Will you quote all of the entries, word for word?

□ □ □ □

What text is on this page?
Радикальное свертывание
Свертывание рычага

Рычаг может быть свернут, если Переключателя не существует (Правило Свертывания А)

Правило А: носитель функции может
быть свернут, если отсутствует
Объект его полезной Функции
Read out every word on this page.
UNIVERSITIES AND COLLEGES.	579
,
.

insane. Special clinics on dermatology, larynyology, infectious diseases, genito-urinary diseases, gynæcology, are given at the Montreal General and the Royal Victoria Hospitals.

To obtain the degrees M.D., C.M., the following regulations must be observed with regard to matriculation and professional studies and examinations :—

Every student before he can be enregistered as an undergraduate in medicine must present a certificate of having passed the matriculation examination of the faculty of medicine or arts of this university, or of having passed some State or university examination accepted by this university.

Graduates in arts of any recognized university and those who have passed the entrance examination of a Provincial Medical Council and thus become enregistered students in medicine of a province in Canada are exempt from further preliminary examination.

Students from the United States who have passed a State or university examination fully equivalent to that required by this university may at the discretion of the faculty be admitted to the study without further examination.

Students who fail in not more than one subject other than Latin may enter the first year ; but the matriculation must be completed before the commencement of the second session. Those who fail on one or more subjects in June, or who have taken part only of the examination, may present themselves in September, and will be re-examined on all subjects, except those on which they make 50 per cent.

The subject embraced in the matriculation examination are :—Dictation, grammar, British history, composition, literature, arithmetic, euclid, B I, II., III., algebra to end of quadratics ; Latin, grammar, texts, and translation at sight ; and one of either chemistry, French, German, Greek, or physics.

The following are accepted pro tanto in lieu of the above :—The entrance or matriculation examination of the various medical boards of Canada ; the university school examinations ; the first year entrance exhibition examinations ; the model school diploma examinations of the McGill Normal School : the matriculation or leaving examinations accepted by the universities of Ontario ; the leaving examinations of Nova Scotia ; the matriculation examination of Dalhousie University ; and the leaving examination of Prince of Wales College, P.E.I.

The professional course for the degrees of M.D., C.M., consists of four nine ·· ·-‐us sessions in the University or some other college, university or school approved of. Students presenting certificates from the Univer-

□ □ □ □

▶ COMPLETE RESPONSE:
What text is on this page?
Радикальное свертывание
Свертывание рычага

Рычаг может быть свернут, если Переключателя не существует (Правило Свертывания А)

Правило А: носитель функции может
быть свернут, если отсутствует
Объект его полезной Функции
Read out every word on this page.
UNIVERSITIES AND COLLEGES.	579
,
.

insane. Special clinics on dermatology, larynyology, infectious diseases, genito-urinary diseases, gynæcology, are given at the Montreal General and the Royal Victoria Hospitals.

To obtain the degrees M.D., C.M., the following regulations must be observed with regard to matriculation and professional studies and examinations :—

Every student before he can be enregistered as an undergraduate in medicine must present a certificate of having passed the matriculation examination of the faculty of medicine or arts of this university, or of having passed some State or university examination accepted by this university.

Graduates in arts of any recognized university and those who have passed the entrance examination of a Provincial Medical Council and thus become enregistered students in medicine of a province in Canada are exempt from further preliminary examination.

Students from the United States who have passed a State or university examination fully equivalent to that required by this university may at the discretion of the faculty be admitted to the study without further examination.

Students who fail in not more than one subject other than Latin may enter the first year ; but the matriculation must be completed before the commencement of the second session. Those who fail on one or more subjects in June, or who have taken part only of the examination, may present themselves in September, and will be re-examined on all subjects, except those on which they make 50 per cent.

The subject embraced in the matriculation examination are :—Dictation, grammar, British history, composition, literature, arithmetic, euclid, B I, II., III., algebra to end of quadratics ; Latin, grammar, texts, and translation at sight ; and one of either chemistry, French, German, Greek, or physics.

The following are accepted pro tanto in lieu of the above :—The entrance or matriculation examination of the various medical boards of Canada ; the university school examinations ; the first year entrance exhibition examinations ; the model school diploma examinations of the McGill Normal School : the matriculation or leaving examinations accepted by the universities of Ontario ; the leaving examinations of Nova Scotia ; the matriculation examination of Dalhousie University ; and the leaving examination of Prince of Wales College, P.E.I.

The professional course for the degrees of M.D., C.M., consists of four nine ·· ·-‐us sessions in the University or some other college, university or school approved of. Students presenting certificates from the Univer-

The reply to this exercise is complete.